* _DIRECTIVE_: Print all the records exactly, please.

* _Items from a figure collection_:
------------------------------------

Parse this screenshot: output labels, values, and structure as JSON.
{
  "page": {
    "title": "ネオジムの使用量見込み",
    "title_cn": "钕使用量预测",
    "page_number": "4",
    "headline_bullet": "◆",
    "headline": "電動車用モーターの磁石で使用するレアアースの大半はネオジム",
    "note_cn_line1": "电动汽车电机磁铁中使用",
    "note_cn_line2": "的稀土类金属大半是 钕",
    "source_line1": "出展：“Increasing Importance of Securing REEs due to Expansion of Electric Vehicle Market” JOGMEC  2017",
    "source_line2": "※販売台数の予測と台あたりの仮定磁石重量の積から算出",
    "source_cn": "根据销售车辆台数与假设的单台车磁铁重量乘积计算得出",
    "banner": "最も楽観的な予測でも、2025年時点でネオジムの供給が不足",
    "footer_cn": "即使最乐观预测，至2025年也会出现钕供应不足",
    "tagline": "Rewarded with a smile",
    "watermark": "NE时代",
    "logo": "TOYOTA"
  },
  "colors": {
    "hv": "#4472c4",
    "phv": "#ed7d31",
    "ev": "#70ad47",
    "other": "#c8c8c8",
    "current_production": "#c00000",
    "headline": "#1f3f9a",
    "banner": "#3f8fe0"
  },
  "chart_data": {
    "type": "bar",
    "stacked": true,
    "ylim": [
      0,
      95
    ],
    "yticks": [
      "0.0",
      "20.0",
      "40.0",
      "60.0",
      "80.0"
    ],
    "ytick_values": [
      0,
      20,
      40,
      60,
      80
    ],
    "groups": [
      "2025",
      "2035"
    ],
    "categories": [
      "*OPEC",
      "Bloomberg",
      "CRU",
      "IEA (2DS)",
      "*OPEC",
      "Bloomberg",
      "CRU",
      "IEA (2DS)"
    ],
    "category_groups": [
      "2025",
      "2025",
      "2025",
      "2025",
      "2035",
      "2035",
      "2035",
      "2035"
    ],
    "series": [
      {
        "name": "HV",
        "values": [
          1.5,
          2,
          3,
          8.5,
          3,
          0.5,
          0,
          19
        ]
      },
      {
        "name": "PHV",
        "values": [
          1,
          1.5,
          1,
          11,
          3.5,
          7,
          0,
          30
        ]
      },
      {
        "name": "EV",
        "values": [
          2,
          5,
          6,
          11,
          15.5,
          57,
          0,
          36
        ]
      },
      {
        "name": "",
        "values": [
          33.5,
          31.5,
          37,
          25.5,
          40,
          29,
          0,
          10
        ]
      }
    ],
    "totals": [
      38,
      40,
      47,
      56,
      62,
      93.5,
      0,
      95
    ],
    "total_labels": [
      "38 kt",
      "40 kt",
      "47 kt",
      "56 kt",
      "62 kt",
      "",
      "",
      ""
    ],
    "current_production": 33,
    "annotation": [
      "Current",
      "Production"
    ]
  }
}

------------------------------------

* _COMPLETE RESPONSE_:
Parse this screenshot: output labels, values, and structure as JSON.
{
  "page": {
    "title": "ネオジムの使用量見込み",
    "title_cn": "钕使用量预测",
    "page_number": "4",
    "headline_bullet": "◆",
    "headline": "電動車用モーターの磁石で使用するレアアースの大半はネオジム",
    "note_cn_line1": "电动汽车电机磁铁中使用",
    "note_cn_line2": "的稀土类金属大半是 钕",
    "source_line1": "出展：“Increasing Importance of Securing REEs due to Expansion of Electric Vehicle Market” JOGMEC  2017",
    "source_line2": "※販売台数の予測と台あたりの仮定磁石重量の積から算出",
    "source_cn": "根据销售车辆台数与假设的单台车磁铁重量乘积计算得出",
    "banner": "最も楽観的な予測でも、2025年時点でネオジムの供給が不足",
    "footer_cn": "即使最乐观预测，至2025年也会出现钕供应不足",
    "tagline": "Rewarded with a smile",
    "watermark": "NE时代",
    "logo": "TOYOTA"
  },
  "colors": {
    "hv": "#4472c4",
    "phv": "#ed7d31",
    "ev": "#70ad47",
    "other": "#c8c8c8",
    "current_production": "#c00000",
    "headline": "#1f3f9a",
    "banner": "#3f8fe0"
  },
  "chart_data": {
    "type": "bar",
    "stacked": true,
    "ylim": [
      0,
      95
    ],
    "yticks": [
      "0.0",
      "20.0",
      "40.0",
      "60.0",
      "80.0"
    ],
    "ytick_values": [
      0,
      20,
      40,
      60,
      80
    ],
    "groups": [
      "2025",
      "2035"
    ],
    "categories": [
      "*OPEC",
      "Bloomberg",
      "CRU",
      "IEA (2DS)",
      "*OPEC",
      "Bloomberg",
      "CRU",
      "IEA (2DS)"
    ],
    "category_groups": [
      "2025",
      "2025",
      "2025",
      "2025",
      "2035",
      "2035",
      "2035",
      "2035"
    ],
    "series": [
      {
        "name": "HV",
        "values": [
          1.5,
          2,
          3,
          8.5,
          3,
          0.5,
          0,
          19
        ]
      },
      {
        "name": "PHV",
        "values": [
          1,
          1.5,
          1,
          11,
          3.5,
          7,
          0,
          30
        ]
      },
      {
        "name": "EV",
        "values": [
          2,
          5,
          6,
          11,
          15.5,
          57,
          0,
          36
        ]
      },
      {
        "name": "",
        "values": [
          33.5,
          31.5,
          37,
          25.5,
          40,
          29,
          0,
          10
        ]
      }
    ],
    "totals": [
      38,
      40,
      47,
      56,
      62,
      93.5,
      0,
      95
    ],
    "total_labels": [
      "38 kt",
      "40 kt",
      "47 kt",
      "56 kt",
      "62 kt",
      "",
      "",
      ""
    ],
    "current_production": 33,
    "annotation": [
      "Current",
      "Production"
    ]
  }
}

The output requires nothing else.